_EXERCISE DETAILS_
Extract all lines in the data that contain the word "dasar".

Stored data
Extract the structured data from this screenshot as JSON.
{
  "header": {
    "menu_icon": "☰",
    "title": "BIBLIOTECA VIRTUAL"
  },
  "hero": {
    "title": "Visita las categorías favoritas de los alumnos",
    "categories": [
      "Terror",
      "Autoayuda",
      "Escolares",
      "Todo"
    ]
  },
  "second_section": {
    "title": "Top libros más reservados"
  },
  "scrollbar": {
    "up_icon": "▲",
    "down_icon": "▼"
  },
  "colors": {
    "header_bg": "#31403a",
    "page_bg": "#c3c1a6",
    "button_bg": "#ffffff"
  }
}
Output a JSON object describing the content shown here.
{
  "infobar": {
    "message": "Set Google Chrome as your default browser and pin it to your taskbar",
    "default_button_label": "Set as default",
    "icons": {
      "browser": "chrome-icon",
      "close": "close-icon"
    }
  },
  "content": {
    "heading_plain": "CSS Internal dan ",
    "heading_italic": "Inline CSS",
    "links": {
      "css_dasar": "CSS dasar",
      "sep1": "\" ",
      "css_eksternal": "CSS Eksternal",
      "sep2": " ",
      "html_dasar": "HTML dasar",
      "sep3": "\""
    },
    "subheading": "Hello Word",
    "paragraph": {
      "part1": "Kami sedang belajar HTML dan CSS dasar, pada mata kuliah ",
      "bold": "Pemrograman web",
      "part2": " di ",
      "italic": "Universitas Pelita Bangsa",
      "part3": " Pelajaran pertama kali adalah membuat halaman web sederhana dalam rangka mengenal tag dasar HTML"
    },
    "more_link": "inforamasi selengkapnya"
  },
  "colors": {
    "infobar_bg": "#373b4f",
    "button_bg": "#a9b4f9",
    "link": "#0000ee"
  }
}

_EXERCISE OUTPUT_
      "css_dasar": "CSS dasar",
      "html_dasar": "HTML dasar",
      "part1": "Kami sedang belajar HTML dan CSS dasar, pada mata kuliah ",
      "part3": " Pelajaran pertama kali adalah membuat halaman web sederhana dalam rangka mengenal tag dasar HTML"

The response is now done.